• TO DO: Write out each line of the material again, word for word.

• INPUT MATERIAL:

◆ ◆ ◆ ◆

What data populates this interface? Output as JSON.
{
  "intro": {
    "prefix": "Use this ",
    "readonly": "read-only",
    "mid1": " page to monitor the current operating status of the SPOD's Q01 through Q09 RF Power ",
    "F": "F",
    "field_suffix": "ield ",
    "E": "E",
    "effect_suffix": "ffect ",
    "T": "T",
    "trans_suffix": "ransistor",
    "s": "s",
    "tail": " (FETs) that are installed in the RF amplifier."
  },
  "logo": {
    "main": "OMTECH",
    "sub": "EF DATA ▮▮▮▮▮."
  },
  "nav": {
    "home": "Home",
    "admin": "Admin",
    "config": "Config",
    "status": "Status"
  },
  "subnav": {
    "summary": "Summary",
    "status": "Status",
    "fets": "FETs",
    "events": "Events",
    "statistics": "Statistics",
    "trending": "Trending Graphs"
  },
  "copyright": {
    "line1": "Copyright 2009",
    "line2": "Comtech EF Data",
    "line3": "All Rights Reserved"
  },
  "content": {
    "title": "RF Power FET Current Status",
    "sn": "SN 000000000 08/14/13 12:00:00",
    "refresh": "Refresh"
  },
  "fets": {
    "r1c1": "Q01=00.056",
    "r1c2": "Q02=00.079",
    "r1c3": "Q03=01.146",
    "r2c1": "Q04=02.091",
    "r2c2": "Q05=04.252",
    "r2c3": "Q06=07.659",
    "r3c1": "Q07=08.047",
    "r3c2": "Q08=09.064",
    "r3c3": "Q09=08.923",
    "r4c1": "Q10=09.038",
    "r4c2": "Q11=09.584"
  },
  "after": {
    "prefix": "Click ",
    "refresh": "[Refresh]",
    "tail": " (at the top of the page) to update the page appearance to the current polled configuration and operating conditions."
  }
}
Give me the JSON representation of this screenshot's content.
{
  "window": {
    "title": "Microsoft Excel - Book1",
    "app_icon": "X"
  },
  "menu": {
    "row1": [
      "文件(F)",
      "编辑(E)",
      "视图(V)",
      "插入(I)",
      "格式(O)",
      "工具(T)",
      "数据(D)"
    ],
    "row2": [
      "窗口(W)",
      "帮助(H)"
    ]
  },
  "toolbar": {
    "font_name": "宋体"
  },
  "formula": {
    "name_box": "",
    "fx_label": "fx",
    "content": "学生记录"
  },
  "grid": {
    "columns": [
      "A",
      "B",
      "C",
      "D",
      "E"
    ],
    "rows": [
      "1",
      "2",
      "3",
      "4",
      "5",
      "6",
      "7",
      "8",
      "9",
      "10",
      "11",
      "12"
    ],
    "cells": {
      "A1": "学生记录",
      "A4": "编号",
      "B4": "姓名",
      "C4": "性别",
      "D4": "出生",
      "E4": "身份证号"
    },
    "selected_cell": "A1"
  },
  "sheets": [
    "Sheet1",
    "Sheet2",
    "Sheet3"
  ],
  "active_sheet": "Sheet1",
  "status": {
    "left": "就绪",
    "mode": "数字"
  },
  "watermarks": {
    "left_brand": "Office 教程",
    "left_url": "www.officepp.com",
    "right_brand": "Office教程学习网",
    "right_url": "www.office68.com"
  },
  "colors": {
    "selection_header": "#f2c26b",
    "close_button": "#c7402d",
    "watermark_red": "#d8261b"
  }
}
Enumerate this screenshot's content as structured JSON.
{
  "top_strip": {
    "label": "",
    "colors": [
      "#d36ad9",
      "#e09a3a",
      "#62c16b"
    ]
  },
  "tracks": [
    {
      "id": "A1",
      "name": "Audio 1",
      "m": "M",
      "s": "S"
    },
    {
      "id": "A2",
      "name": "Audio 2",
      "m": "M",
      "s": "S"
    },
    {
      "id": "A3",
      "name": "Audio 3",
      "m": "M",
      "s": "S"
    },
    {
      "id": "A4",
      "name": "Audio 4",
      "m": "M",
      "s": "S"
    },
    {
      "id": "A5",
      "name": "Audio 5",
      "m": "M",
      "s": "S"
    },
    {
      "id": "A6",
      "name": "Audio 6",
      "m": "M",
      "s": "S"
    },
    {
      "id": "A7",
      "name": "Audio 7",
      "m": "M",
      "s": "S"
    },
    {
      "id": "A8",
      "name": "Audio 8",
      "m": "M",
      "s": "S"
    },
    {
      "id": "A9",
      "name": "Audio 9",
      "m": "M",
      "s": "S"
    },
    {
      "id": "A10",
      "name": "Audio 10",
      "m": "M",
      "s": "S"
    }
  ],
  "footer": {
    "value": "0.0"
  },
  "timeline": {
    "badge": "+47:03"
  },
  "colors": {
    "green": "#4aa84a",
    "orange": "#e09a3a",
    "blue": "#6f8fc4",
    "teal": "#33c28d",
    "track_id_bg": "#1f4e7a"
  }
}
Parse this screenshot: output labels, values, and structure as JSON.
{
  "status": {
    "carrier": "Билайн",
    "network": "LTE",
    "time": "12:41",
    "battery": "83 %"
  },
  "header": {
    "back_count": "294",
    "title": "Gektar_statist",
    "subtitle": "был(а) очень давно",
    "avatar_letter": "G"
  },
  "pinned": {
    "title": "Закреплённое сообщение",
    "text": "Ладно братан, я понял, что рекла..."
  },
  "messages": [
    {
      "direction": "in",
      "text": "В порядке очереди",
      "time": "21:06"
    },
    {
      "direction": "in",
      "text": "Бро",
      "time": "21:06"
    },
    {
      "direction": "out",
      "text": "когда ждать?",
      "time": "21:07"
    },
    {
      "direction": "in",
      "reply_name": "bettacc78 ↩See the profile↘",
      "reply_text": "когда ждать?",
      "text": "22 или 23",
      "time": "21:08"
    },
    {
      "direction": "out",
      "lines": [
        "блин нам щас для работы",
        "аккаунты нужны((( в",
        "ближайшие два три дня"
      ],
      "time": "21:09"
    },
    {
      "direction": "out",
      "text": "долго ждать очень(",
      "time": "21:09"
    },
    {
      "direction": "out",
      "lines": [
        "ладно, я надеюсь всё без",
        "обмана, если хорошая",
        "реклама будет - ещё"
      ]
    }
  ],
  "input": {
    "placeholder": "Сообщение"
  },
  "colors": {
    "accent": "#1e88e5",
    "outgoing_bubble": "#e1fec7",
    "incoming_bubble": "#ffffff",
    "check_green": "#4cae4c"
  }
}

◆ ◆ ◆ ◆

• EXERCISE ANSWER:
What data populates this interface? Output as JSON.
{
  "intro": {
    "prefix": "Use this ",
    "readonly": "read-only",
    "mid1": " page to monitor the current operating status of the SPOD's Q01 through Q09 RF Power ",
    "F": "F",
    "field_suffix": "ield ",
    "E": "E",
    "effect_suffix": "ffect ",
    "T": "T",
    "trans_suffix": "ransistor",
    "s": "s",
    "tail": " (FETs) that are installed in the RF amplifier."
  },
  "logo": {
    "main": "OMTECH",
    "sub": "EF DATA ▮▮▮▮▮."
  },
  "nav": {
    "home": "Home",
    "admin": "Admin",
    "config": "Config",
    "status": "Status"
  },
  "subnav": {
    "summary": "Summary",
    "status": "Status",
    "fets": "FETs",
    "events": "Events",
    "statistics": "Statistics",
    "trending": "Trending Graphs"
  },
  "copyright": {
    "line1": "Copyright 2009",
    "line2": "Comtech EF Data",
    "line3": "All Rights Reserved"
  },
  "content": {
    "title": "RF Power FET Current Status",
    "sn": "SN 000000000 08/14/13 12:00:00",
    "refresh": "Refresh"
  },
  "fets": {
    "r1c1": "Q01=00.056",
    "r1c2": "Q02=00.079",
    "r1c3": "Q03=01.146",
    "r2c1": "Q04=02.091",
    "r2c2": "Q05=04.252",
    "r2c3": "Q06=07.659",
    "r3c1": "Q07=08.047",
    "r3c2": "Q08=09.064",
    "r3c3": "Q09=08.923",
    "r4c1": "Q10=09.038",
    "r4c2": "Q11=09.584"
  },
  "after": {
    "prefix": "Click ",
    "refresh": "[Refresh]",
    "tail": " (at the top of the page) to update the page appearance to the current polled configuration and operating conditions."
  }
}
Give me the JSON representation of this screenshot's content.
{
  "window": {
    "title": "Microsoft Excel - Book1",
    "app_icon": "X"
  },
  "menu": {
    "row1": [
      "文件(F)",
      "编辑(E)",
      "视图(V)",
      "插入(I)",
      "格式(O)",
      "工具(T)",
      "数据(D)"
    ],
    "row2": [
      "窗口(W)",
      "帮助(H)"
    ]
  },
  "toolbar": {
    "font_name": "宋体"
  },
  "formula": {
    "name_box": "",
    "fx_label": "fx",
    "content": "学生记录"
  },
  "grid": {
    "columns": [
      "A",
      "B",
      "C",
      "D",
      "E"
    ],
    "rows": [
      "1",
      "2",
      "3",
      "4",
      "5",
      "6",
      "7",
      "8",
      "9",
      "10",
      "11",
      "12"
    ],
    "cells": {
      "A1": "学生记录",
      "A4": "编号",
      "B4": "姓名",
      "C4": "性别",
      "D4": "出生",
      "E4": "身份证号"
    },
    "selected_cell": "A1"
  },
  "sheets": [
    "Sheet1",
    "Sheet2",
    "Sheet3"
  ],
  "active_sheet": "Sheet1",
  "status": {
    "left": "就绪",
    "mode": "数字"
  },
  "watermarks": {
    "left_brand": "Office 教程",
    "left_url": "www.officepp.com",
    "right_brand": "Office教程学习网",
    "right_url": "www.office68.com"
  },
  "colors": {
    "selection_header": "#f2c26b",
    "close_button": "#c7402d",
    "watermark_red": "#d8261b"
  }
}
Enumerate this screenshot's content as structured JSON.
{
  "top_strip": {
    "label": "",
    "colors": [
      "#d36ad9",
      "#e09a3a",
      "#62c16b"
    ]
  },
  "tracks": [
    {
      "id": "A1",
      "name": "Audio 1",
      "m": "M",
      "s": "S"
    },
    {
      "id": "A2",
      "name": "Audio 2",
      "m": "M",
      "s": "S"
    },
    {
      "id": "A3",
      "name": "Audio 3",
      "m": "M",
      "s": "S"
    },
    {
      "id": "A4",
      "name": "Audio 4",
      "m": "M",
      "s": "S"
    },
    {
      "id": "A5",
      "name": "Audio 5",
      "m": "M",
      "s": "S"
    },
    {
      "id": "A6",
      "name": "Audio 6",
      "m": "M",
      "s": "S"
    },
    {
      "id": "A7",
      "name": "Audio 7",
      "m": "M",
      "s": "S"
    },
    {
      "id": "A8",
      "name": "Audio 8",
      "m": "M",
      "s": "S"
    },
    {
      "id": "A9",
      "name": "Audio 9",
      "m": "M",
      "s": "S"
    },
    {
      "id": "A10",
      "name": "Audio 10",
      "m": "M",
      "s": "S"
    }
  ],
  "footer": {
    "value": "0.0"
  },
  "timeline": {
    "badge": "+47:03"
  },
  "colors": {
    "green": "#4aa84a",
    "orange": "#e09a3a",
    "blue": "#6f8fc4",
    "teal": "#33c28d",
    "track_id_bg": "#1f4e7a"
  }
}
Parse this screenshot: output labels, values, and structure as JSON.
{
  "status": {
    "carrier": "Билайн",
    "network": "LTE",
    "time": "12:41",
    "battery": "83 %"
  },
  "header": {
    "back_count": "294",
    "title": "Gektar_statist",
    "subtitle": "был(а) очень давно",
    "avatar_letter": "G"
  },
  "pinned": {
    "title": "Закреплённое сообщение",
    "text": "Ладно братан, я понял, что рекла..."
  },
  "messages": [
    {
      "direction": "in",
      "text": "В порядке очереди",
      "time": "21:06"
    },
    {
      "direction": "in",
      "text": "Бро",
      "time": "21:06"
    },
    {
      "direction": "out",
      "text": "когда ждать?",
      "time": "21:07"
    },
    {
      "direction": "in",
      "reply_name": "bettacc78 ↩See the profile↘",
      "reply_text": "когда ждать?",
      "text": "22 или 23",
      "time": "21:08"
    },
    {
      "direction": "out",
      "lines": [
        "блин нам щас для работы",
        "аккаунты нужны((( в",
        "ближайшие два три дня"
      ],
      "time": "21:09"
    },
    {
      "direction": "out",
      "text": "долго ждать очень(",
      "time": "21:09"
    },
    {
      "direction": "out",
      "lines": [
        "ладно, я надеюсь всё без",
        "обмана, если хорошая",
        "реклама будет - ещё"
      ]
    }
  ],
  "input": {
    "placeholder": "Сообщение"
  },
  "colors": {
    "accent": "#1e88e5",
    "outgoing_bubble": "#e1fec7",
    "incoming_bubble": "#ffffff",
    "check_green": "#4cae4c"
  }
}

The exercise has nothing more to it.